___ Stored rows

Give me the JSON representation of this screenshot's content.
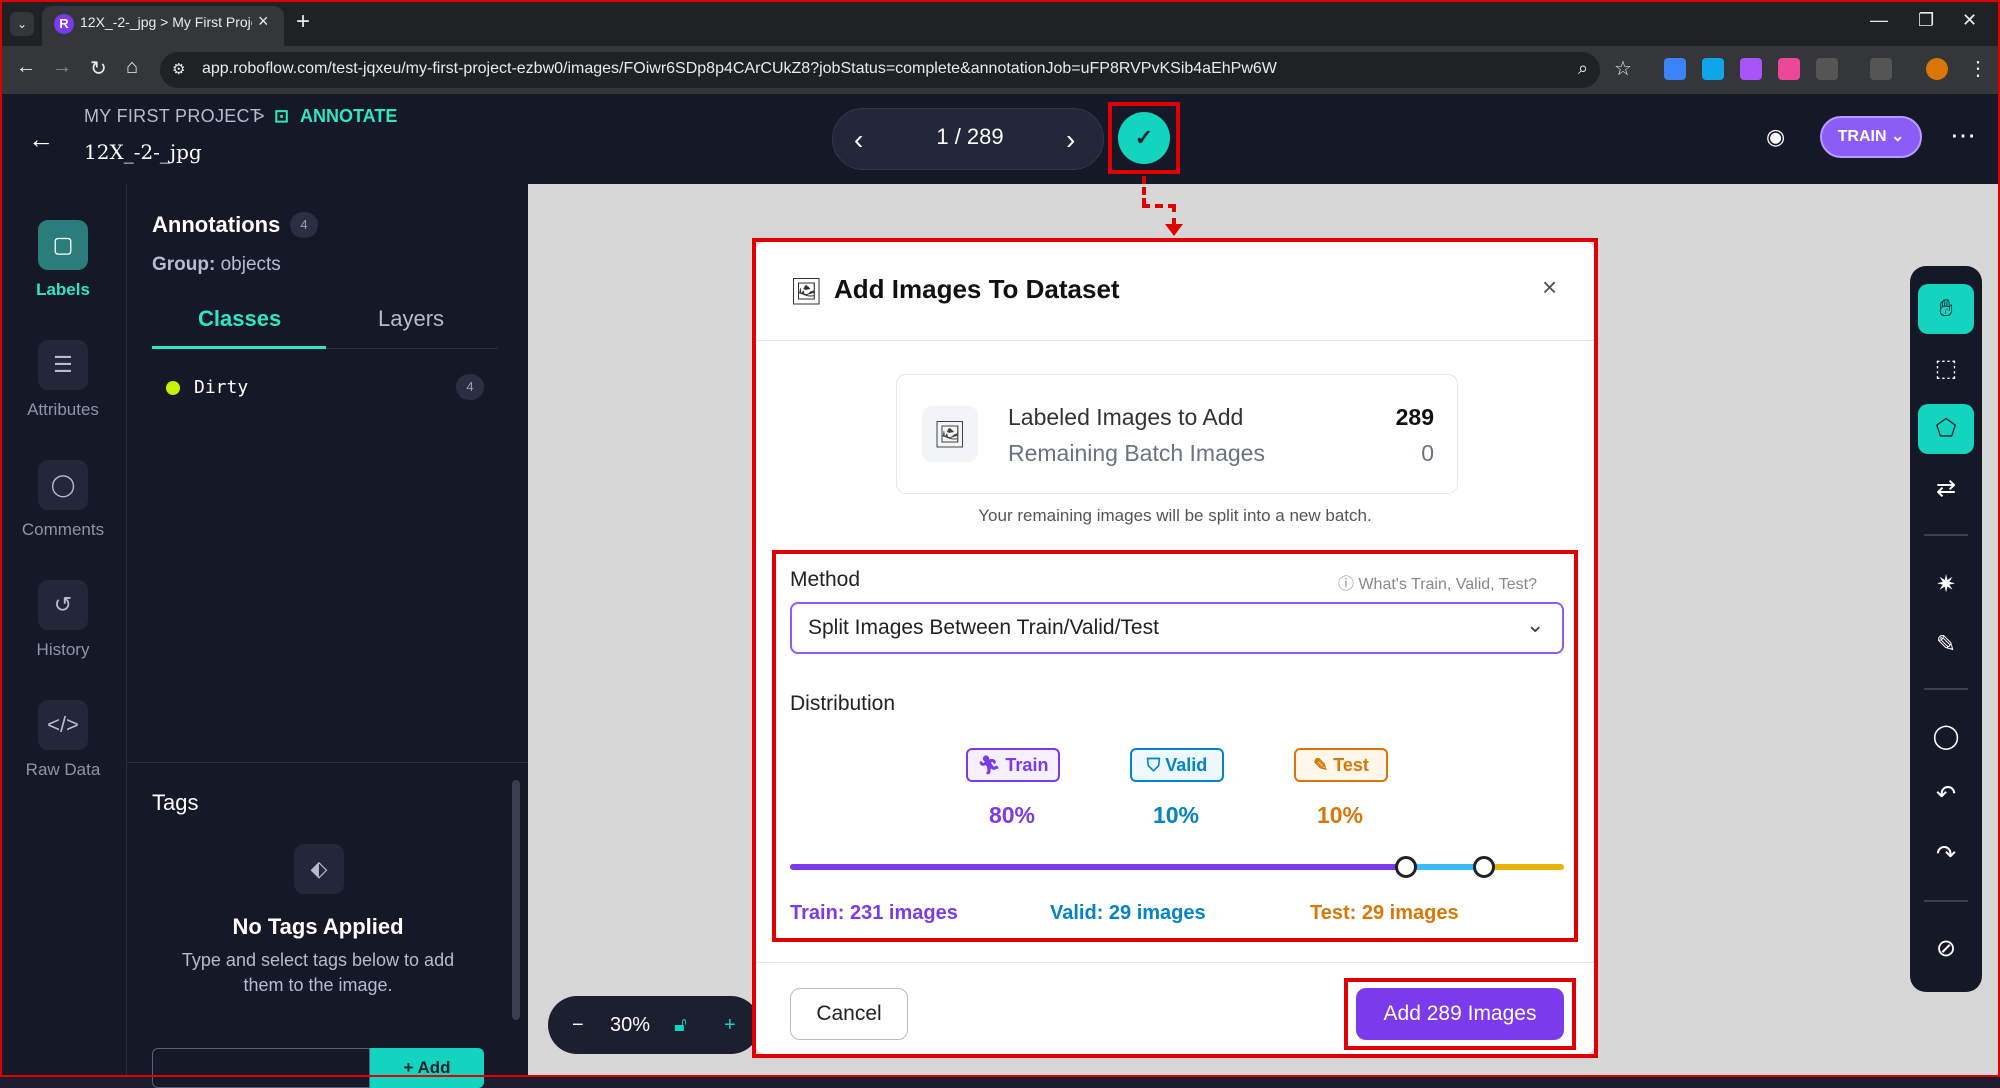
{
  "browser": {
    "tab_title": "12X_-2-_jpg > My First Proje",
    "tab_close": "×",
    "new_tab": "+",
    "url": "app.roboflow.com/test-jqxeu/my-first-project-ezbw0/images/FOiwr6SDp8p4CArCUkZ8?jobStatus=complete&annotationJob=uFP8RVPvKSib4aEhPw6W"
  },
  "header": {
    "breadcrumb_project": "MY FIRST PROJECT",
    "breadcrumb_sep": ">",
    "breadcrumb_mode": "ANNOTATE",
    "filename": "12X_-2-_jpg",
    "pager": "1 / 289",
    "train_label": "TRAIN"
  },
  "rail": {
    "items": [
      {
        "label": "Labels"
      },
      {
        "label": "Attributes"
      },
      {
        "label": "Comments"
      },
      {
        "label": "History"
      },
      {
        "label": "Raw Data"
      }
    ]
  },
  "panel": {
    "title": "Annotations",
    "count": "4",
    "group_label": "Group:",
    "group_value": "objects",
    "tab_classes": "Classes",
    "tab_layers": "Layers",
    "classes": [
      {
        "name": "Dirty",
        "count": "4",
        "color": "#c8f000"
      }
    ],
    "tags_title": "Tags",
    "no_tags": "No Tags Applied",
    "no_tags_sub": "Type and select tags below to add them to the image.",
    "add_label": "+ Add"
  },
  "zoom": {
    "level": "30%",
    "minus": "−",
    "plus": "+"
  },
  "modal": {
    "title": "Add Images To Dataset",
    "close": "×",
    "labeled_label": "Labeled Images to Add",
    "labeled_value": "289",
    "remaining_label": "Remaining Batch Images",
    "remaining_value": "0",
    "note": "Your remaining images will be split into a new batch.",
    "method_label": "Method",
    "whats_link": "What's Train, Valid, Test?",
    "method_value": "Split Images Between Train/Valid/Test",
    "distribution_label": "Distribution",
    "train_chip": "Train",
    "valid_chip": "Valid",
    "test_chip": "Test",
    "train_pct": "80%",
    "valid_pct": "10%",
    "test_pct": "10%",
    "train_count": "Train: 231 images",
    "valid_count": "Valid: 29 images",
    "test_count": "Test: 29 images",
    "cancel": "Cancel",
    "add_button": "Add 289 Images"
  },
  "colors": {
    "accent_teal": "#13d4bf",
    "train": "#7c3aed",
    "valid": "#0284c7",
    "test": "#d97706",
    "highlight": "#e00000"
  }
}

______

* What you are asked to do: Copy everything in the records above except the pictures, exactly as written.

* Output:
Give me the JSON representation of this screenshot's content.
{
  "browser": {
    "tab_title": "12X_-2-_jpg > My First Proje",
    "tab_close": "×",
    "new_tab": "+",
    "url": "app.roboflow.com/test-jqxeu/my-first-project-ezbw0/images/FOiwr6SDp8p4CArCUkZ8?jobStatus=complete&annotationJob=uFP8RVPvKSib4aEhPw6W"
  },
  "header": {
    "breadcrumb_project": "MY FIRST PROJECT",
    "breadcrumb_sep": ">",
    "breadcrumb_mode": "ANNOTATE",
    "filename": "12X_-2-_jpg",
    "pager": "1 / 289",
    "train_label": "TRAIN"
  },
  "rail": {
    "items": [
      {
        "label": "Labels"
      },
      {
        "label": "Attributes"
      },
      {
        "label": "Comments"
      },
      {
        "label": "History"
      },
      {
        "label": "Raw Data"
      }
    ]
  },
  "panel": {
    "title": "Annotations",
    "count": "4",
    "group_label": "Group:",
    "group_value": "objects",
    "tab_classes": "Classes",
    "tab_layers": "Layers",
    "classes": [
      {
        "name": "Dirty",
        "count": "4",
        "color": "#c8f000"
      }
    ],
    "tags_title": "Tags",
    "no_tags": "No Tags Applied",
    "no_tags_sub": "Type and select tags below to add them to the image.",
    "add_label": "+ Add"
  },
  "zoom": {
    "level": "30%",
    "minus": "−",
    "plus": "+"
  },
  "modal": {
    "title": "Add Images To Dataset",
    "close": "×",
    "labeled_label": "Labeled Images to Add",
    "labeled_value": "289",
    "remaining_label": "Remaining Batch Images",
    "remaining_value": "0",
    "note": "Your remaining images will be split into a new batch.",
    "method_label": "Method",
    "whats_link": "What's Train, Valid, Test?",
    "method_value": "Split Images Between Train/Valid/Test",
    "distribution_label": "Distribution",
    "train_chip": "Train",
    "valid_chip": "Valid",
    "test_chip": "Test",
    "train_pct": "80%",
    "valid_pct": "10%",
    "test_pct": "10%",
    "train_count": "Train: 231 images",
    "valid_count": "Valid: 29 images",
    "test_count": "Test: 29 images",
    "cancel": "Cancel",
    "add_button": "Add 289 Images"
  },
  "colors": {
    "accent_teal": "#13d4bf",
    "train": "#7c3aed",
    "valid": "#0284c7",
    "test": "#d97706",
    "highlight": "#e00000"
  }
}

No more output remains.